*Recorded data*:
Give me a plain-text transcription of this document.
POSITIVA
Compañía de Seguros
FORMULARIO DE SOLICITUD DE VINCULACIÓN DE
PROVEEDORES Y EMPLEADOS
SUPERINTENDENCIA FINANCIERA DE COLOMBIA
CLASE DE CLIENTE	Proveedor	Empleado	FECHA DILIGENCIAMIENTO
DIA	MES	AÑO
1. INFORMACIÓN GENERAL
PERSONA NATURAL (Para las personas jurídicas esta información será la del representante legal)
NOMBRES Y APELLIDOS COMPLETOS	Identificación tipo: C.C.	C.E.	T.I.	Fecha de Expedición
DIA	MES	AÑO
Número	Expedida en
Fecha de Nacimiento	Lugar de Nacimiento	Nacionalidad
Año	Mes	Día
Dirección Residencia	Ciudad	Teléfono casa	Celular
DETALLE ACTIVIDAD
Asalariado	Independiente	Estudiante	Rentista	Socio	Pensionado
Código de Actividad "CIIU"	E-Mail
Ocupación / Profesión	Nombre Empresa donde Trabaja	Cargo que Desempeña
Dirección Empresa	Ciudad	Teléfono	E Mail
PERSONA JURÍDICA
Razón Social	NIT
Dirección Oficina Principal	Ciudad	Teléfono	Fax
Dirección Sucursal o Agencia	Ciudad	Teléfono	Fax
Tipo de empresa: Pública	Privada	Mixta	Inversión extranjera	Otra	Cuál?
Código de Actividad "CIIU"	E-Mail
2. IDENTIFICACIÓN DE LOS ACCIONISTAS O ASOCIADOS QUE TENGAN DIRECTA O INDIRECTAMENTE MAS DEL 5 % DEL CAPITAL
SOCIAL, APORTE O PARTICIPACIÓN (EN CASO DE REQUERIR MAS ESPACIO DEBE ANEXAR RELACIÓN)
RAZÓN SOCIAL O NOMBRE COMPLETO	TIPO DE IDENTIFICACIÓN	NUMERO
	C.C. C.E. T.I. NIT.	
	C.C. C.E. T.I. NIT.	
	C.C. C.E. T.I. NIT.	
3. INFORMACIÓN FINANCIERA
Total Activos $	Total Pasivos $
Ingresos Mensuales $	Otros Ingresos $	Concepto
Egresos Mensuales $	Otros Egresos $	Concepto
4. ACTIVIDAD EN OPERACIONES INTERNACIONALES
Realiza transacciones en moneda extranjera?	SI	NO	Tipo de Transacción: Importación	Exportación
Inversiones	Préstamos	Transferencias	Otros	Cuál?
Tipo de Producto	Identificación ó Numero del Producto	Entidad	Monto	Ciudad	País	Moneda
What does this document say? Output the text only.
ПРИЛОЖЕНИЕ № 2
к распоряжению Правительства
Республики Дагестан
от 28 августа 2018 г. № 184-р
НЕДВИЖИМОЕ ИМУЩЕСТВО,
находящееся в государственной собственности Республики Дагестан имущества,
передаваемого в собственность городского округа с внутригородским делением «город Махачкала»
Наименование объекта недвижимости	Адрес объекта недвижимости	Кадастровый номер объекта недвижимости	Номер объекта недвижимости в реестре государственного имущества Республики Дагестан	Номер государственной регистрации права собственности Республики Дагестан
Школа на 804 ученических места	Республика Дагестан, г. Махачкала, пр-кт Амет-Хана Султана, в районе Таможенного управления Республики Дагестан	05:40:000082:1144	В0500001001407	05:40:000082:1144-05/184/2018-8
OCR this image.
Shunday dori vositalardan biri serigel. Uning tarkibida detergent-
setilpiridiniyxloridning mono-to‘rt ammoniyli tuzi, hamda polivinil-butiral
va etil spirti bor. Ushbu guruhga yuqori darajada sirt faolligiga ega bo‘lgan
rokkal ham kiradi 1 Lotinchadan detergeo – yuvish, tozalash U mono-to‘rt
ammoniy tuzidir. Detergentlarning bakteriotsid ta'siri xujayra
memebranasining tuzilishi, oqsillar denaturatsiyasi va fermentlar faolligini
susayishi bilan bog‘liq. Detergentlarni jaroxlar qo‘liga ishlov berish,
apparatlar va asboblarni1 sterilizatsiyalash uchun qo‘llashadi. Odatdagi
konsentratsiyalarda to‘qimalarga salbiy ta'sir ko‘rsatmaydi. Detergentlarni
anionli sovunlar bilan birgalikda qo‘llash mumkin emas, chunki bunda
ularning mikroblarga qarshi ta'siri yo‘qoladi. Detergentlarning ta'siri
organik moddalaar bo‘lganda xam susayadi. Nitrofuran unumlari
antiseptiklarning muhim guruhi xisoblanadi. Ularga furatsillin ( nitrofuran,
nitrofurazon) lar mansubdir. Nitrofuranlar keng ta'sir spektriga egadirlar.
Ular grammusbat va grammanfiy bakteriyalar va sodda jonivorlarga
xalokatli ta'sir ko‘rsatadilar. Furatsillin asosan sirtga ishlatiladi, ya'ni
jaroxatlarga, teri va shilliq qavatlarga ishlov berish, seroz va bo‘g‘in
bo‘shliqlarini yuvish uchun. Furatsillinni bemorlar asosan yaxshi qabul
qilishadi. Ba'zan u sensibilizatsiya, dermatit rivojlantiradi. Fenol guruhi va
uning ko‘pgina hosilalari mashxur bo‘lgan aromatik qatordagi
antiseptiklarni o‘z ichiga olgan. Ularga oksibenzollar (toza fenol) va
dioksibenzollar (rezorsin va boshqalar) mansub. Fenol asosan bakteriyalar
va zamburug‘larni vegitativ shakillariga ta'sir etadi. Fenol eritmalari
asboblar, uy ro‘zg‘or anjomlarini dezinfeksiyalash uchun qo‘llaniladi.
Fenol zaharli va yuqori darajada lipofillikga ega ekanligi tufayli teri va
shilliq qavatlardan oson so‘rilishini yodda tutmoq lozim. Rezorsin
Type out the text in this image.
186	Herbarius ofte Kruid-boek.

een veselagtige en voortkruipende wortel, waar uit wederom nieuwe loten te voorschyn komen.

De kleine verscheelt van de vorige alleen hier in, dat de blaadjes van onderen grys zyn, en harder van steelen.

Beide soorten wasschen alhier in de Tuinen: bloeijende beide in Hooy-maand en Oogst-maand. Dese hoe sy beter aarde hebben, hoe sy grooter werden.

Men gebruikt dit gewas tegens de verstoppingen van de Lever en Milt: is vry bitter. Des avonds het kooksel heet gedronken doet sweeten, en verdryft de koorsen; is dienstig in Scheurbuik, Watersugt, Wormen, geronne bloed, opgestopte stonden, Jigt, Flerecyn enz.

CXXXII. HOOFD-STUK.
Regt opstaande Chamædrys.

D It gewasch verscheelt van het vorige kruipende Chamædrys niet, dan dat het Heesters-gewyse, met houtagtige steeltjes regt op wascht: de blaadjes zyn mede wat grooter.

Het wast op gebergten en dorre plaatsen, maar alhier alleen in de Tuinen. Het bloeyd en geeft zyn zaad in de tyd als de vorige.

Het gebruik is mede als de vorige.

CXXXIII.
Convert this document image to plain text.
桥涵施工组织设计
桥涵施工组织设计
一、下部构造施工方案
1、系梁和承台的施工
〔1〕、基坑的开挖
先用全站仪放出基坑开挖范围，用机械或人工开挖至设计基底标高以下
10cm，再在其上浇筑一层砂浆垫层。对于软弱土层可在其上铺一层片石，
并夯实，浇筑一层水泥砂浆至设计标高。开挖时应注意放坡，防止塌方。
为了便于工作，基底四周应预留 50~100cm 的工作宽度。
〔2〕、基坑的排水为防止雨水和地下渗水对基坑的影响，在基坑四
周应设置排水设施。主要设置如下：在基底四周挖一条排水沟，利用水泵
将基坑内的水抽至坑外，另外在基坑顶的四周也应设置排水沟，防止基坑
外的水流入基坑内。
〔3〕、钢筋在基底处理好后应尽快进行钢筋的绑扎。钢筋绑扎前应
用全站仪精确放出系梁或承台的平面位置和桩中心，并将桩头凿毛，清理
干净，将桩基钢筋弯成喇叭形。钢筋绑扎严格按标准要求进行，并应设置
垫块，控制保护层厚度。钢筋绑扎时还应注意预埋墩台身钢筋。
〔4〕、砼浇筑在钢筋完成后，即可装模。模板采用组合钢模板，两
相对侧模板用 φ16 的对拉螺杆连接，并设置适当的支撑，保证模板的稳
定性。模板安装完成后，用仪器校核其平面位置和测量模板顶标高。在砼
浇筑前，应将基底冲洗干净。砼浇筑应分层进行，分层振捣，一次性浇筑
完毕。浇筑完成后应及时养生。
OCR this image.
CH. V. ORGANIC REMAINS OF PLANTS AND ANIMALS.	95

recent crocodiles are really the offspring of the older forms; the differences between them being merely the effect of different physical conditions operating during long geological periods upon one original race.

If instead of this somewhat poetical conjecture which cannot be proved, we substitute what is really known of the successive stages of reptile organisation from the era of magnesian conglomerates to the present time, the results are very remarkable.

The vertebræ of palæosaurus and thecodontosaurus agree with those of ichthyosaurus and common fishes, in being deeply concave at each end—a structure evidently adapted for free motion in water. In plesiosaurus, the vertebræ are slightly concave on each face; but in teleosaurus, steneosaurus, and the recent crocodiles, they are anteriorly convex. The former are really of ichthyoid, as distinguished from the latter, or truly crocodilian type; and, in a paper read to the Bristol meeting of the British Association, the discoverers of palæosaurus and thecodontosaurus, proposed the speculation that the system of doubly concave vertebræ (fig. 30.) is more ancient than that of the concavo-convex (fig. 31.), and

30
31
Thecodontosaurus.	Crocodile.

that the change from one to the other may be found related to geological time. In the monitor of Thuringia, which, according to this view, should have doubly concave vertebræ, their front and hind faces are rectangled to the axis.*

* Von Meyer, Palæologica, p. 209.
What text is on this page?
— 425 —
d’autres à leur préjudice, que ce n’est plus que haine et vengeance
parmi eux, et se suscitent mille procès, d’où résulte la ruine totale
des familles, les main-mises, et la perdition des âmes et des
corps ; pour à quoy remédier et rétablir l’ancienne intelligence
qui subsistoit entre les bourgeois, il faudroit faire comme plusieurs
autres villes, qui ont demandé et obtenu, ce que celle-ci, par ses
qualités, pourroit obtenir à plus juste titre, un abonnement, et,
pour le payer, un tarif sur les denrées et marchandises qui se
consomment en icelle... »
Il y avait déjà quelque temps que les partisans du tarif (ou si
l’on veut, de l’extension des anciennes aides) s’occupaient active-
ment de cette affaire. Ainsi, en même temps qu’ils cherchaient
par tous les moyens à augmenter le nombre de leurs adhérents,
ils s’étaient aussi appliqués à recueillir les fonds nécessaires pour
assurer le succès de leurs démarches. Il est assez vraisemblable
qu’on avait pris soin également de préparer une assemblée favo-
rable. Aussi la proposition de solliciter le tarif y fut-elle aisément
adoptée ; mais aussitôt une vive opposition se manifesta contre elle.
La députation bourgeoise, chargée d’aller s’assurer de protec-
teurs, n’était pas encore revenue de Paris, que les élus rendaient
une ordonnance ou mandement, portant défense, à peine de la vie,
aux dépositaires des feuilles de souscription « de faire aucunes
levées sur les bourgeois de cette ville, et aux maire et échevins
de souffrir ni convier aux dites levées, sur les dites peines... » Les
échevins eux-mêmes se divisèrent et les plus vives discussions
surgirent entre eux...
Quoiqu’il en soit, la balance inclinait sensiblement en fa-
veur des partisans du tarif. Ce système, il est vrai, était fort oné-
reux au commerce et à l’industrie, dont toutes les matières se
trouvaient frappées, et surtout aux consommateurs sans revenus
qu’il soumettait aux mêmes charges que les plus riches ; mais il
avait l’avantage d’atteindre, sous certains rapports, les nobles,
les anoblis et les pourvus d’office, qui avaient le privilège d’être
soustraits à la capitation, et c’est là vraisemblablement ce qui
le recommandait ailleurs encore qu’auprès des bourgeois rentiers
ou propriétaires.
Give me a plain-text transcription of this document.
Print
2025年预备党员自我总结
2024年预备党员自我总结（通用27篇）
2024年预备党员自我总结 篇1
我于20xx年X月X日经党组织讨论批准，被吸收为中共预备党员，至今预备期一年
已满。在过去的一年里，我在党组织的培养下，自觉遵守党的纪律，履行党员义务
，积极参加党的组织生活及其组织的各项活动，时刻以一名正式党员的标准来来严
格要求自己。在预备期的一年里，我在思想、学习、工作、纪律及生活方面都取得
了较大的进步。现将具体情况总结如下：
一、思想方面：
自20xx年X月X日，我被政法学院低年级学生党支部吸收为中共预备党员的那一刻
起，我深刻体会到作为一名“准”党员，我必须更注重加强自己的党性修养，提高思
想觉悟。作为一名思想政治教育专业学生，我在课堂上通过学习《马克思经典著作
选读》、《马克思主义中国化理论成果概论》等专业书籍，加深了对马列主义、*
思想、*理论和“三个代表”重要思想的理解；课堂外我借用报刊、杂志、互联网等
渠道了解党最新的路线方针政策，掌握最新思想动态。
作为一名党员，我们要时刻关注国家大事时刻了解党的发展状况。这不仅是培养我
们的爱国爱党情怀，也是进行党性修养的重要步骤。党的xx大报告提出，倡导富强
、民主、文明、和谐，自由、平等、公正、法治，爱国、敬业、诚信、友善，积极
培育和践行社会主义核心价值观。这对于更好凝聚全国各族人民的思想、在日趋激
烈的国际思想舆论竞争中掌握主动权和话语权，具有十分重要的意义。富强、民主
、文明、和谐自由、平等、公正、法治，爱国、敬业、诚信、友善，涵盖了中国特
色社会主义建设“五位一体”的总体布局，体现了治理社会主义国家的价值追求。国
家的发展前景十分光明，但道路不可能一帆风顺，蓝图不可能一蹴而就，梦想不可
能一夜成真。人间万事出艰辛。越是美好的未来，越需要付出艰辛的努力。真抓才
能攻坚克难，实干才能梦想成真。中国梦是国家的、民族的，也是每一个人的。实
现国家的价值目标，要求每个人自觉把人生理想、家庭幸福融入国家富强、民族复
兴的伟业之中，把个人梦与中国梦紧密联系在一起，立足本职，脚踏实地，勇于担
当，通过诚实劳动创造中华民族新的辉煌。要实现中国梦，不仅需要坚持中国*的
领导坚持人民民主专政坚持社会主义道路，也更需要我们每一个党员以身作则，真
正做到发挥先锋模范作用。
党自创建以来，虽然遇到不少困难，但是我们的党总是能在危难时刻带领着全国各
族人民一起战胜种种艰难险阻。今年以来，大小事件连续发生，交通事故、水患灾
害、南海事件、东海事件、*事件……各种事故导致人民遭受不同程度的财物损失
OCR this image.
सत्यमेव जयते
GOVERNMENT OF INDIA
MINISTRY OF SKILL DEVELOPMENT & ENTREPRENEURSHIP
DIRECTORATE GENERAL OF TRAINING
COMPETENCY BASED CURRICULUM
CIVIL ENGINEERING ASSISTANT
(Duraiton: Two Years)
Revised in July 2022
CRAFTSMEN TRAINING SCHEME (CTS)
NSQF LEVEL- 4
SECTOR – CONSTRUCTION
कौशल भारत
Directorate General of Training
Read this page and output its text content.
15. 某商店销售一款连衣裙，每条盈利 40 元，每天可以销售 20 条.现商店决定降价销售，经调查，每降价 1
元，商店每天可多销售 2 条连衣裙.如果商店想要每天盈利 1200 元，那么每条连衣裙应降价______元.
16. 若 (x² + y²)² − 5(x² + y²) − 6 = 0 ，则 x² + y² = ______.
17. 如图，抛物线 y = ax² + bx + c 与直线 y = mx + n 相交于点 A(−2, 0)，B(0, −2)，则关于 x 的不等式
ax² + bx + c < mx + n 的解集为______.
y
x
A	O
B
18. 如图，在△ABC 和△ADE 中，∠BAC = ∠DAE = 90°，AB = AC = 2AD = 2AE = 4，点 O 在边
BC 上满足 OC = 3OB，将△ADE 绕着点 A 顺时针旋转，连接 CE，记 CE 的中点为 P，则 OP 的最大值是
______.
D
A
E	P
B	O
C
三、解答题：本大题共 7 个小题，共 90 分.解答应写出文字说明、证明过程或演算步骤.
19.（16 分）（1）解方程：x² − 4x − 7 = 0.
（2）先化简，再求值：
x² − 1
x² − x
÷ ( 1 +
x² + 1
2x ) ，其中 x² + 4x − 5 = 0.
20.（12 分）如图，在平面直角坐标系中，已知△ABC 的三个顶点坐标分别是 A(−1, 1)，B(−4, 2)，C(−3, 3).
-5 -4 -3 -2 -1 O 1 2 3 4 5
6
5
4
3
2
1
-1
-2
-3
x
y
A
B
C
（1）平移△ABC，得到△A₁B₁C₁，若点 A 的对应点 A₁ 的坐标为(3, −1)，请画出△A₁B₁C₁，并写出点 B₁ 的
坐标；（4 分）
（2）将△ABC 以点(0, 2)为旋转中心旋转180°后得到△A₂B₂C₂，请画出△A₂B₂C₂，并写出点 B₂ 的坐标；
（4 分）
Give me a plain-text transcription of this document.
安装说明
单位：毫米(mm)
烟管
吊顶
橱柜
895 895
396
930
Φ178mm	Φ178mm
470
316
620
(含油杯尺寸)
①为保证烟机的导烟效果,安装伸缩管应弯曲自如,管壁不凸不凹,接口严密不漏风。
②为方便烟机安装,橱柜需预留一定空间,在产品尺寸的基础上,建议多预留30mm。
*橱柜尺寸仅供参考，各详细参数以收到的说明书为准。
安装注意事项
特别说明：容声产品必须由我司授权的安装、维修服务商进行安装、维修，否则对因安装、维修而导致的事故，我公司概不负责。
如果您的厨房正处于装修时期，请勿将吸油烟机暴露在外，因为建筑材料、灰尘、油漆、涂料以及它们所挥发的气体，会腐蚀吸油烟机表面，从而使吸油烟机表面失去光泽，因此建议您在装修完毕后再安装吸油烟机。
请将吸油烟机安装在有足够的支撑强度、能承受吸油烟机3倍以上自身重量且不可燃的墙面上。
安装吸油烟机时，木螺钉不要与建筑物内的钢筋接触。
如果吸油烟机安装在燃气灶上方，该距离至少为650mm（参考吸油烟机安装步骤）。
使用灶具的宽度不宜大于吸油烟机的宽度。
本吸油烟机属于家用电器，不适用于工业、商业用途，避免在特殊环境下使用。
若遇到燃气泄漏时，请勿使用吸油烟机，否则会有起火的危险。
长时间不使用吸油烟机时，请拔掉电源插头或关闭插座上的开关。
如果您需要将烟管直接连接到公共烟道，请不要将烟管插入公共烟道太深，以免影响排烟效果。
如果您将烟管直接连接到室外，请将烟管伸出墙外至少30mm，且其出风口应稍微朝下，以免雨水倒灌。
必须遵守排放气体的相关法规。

*Requirements*: Select every line in the material above where the string "échevins" occurs, and copy it.

*Full answer*:
levées sur les bourgeois de cette ville, et aux maire et échevins
échevins eux-mêmes se divisèrent et les plus vives discussions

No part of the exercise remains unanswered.